[Stored records]
################

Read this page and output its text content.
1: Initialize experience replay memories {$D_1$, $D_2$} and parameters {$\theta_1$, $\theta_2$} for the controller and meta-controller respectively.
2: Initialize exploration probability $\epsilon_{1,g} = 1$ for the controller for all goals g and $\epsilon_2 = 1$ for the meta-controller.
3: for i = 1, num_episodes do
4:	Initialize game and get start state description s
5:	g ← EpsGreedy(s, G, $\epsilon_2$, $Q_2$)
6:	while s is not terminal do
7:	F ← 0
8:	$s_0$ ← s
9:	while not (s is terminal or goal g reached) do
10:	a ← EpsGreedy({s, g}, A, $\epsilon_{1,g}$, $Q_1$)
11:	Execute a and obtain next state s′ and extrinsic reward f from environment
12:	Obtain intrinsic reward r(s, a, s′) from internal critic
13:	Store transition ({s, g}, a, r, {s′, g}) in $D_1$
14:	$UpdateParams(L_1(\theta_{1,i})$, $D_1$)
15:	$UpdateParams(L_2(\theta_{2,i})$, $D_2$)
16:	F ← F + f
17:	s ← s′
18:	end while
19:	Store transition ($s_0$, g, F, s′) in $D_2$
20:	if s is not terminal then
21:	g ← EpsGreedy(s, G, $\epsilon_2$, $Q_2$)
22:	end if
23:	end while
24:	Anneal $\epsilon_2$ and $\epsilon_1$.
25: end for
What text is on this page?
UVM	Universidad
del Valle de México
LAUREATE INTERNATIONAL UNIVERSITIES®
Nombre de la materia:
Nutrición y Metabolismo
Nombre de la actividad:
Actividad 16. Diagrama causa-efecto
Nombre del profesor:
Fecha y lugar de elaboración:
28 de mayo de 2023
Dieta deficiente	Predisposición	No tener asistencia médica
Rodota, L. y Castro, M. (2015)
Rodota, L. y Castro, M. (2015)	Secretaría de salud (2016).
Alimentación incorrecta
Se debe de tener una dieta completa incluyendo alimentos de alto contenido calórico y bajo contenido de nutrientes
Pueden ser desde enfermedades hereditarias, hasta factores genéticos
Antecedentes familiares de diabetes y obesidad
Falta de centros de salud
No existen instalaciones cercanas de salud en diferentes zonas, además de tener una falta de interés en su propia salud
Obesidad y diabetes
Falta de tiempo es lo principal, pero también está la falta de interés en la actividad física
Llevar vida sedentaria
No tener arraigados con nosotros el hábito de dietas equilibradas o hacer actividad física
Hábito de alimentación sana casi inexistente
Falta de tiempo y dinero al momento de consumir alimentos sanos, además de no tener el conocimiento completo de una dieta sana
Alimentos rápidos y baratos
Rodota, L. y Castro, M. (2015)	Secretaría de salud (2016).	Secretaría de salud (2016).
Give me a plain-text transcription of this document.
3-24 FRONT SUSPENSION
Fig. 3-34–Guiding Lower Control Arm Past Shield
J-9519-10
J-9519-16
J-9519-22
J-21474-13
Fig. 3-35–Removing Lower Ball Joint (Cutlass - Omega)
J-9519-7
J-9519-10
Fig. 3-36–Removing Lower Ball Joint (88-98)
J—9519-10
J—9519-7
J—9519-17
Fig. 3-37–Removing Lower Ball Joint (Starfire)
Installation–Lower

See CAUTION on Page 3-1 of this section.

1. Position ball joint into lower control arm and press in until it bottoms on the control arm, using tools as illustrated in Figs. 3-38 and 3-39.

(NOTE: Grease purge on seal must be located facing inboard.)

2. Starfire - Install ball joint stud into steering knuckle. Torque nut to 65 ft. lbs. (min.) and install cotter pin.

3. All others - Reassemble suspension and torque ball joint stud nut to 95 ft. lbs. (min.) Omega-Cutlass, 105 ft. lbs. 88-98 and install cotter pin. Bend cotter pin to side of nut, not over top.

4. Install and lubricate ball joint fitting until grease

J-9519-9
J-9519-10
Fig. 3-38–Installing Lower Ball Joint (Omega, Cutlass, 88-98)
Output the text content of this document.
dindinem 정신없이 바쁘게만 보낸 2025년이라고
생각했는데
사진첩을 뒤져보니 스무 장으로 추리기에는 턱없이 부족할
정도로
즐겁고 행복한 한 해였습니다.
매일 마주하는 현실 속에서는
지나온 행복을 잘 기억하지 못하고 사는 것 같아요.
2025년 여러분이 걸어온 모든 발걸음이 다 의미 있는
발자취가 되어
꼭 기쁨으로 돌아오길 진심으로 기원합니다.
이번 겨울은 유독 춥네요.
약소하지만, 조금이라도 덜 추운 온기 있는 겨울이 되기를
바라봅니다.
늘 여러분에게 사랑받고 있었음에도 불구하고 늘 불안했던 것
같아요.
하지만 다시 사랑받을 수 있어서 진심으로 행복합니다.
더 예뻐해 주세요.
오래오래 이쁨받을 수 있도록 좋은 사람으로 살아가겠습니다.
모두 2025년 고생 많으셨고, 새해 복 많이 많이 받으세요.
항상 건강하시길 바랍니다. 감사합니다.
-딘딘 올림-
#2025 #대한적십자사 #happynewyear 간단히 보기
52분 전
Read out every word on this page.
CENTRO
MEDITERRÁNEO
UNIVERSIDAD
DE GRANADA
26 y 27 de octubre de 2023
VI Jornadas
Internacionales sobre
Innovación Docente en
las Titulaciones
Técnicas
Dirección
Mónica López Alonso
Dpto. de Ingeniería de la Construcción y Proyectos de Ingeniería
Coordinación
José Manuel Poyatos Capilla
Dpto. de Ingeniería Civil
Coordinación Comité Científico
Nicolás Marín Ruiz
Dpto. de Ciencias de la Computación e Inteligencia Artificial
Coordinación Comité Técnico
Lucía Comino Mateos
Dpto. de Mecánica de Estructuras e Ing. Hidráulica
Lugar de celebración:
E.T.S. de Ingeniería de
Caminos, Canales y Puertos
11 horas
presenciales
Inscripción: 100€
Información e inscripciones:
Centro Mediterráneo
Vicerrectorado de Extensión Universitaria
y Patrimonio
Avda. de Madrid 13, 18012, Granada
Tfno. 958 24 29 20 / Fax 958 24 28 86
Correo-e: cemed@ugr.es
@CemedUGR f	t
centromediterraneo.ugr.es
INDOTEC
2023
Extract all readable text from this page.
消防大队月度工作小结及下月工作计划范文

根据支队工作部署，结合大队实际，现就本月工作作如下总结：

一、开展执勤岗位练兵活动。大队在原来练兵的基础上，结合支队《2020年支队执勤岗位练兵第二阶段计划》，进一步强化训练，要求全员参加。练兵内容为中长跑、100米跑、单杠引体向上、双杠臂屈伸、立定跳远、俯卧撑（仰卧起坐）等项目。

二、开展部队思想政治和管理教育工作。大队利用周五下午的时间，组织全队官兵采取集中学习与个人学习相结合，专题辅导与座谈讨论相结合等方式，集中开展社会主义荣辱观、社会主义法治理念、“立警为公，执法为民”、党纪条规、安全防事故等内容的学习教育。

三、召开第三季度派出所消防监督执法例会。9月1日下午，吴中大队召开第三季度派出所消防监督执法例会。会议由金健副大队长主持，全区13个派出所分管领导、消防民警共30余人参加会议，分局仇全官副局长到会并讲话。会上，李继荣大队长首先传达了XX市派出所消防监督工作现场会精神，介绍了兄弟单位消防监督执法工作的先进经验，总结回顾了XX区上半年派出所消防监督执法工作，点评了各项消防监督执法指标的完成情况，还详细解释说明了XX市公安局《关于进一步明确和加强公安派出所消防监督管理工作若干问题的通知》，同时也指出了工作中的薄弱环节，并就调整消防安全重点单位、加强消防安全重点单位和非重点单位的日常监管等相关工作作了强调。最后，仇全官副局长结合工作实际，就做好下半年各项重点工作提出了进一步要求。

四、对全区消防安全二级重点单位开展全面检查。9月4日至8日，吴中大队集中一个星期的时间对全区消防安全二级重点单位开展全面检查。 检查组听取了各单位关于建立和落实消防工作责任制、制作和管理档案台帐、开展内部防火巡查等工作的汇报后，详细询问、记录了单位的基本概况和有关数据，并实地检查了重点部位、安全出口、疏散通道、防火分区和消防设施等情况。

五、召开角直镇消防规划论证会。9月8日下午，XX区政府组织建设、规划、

################

■ Problem ■
Extract, exactly as they appear, the lines from the one containing "Extract all readable text from this page." through the final line.

■ Answer ■
Extract all readable text from this page.
消防大队月度工作小结及下月工作计划范文

根据支队工作部署，结合大队实际，现就本月工作作如下总结：

一、开展执勤岗位练兵活动。大队在原来练兵的基础上，结合支队《2020年支队执勤岗位练兵第二阶段计划》，进一步强化训练，要求全员参加。练兵内容为中长跑、100米跑、单杠引体向上、双杠臂屈伸、立定跳远、俯卧撑（仰卧起坐）等项目。

二、开展部队思想政治和管理教育工作。大队利用周五下午的时间，组织全队官兵采取集中学习与个人学习相结合，专题辅导与座谈讨论相结合等方式，集中开展社会主义荣辱观、社会主义法治理念、“立警为公，执法为民”、党纪条规、安全防事故等内容的学习教育。

三、召开第三季度派出所消防监督执法例会。9月1日下午，吴中大队召开第三季度派出所消防监督执法例会。会议由金健副大队长主持，全区13个派出所分管领导、消防民警共30余人参加会议，分局仇全官副局长到会并讲话。会上，李继荣大队长首先传达了XX市派出所消防监督工作现场会精神，介绍了兄弟单位消防监督执法工作的先进经验，总结回顾了XX区上半年派出所消防监督执法工作，点评了各项消防监督执法指标的完成情况，还详细解释说明了XX市公安局《关于进一步明确和加强公安派出所消防监督管理工作若干问题的通知》，同时也指出了工作中的薄弱环节，并就调整消防安全重点单位、加强消防安全重点单位和非重点单位的日常监管等相关工作作了强调。最后，仇全官副局长结合工作实际，就做好下半年各项重点工作提出了进一步要求。

四、对全区消防安全二级重点单位开展全面检查。9月4日至8日，吴中大队集中一个星期的时间对全区消防安全二级重点单位开展全面检查。 检查组听取了各单位关于建立和落实消防工作责任制、制作和管理档案台帐、开展内部防火巡查等工作的汇报后，详细询问、记录了单位的基本概况和有关数据，并实地检查了重点部位、安全出口、疏散通道、防火分区和消防设施等情况。

五、召开角直镇消防规划论证会。9月8日下午，XX区政府组织建设、规划、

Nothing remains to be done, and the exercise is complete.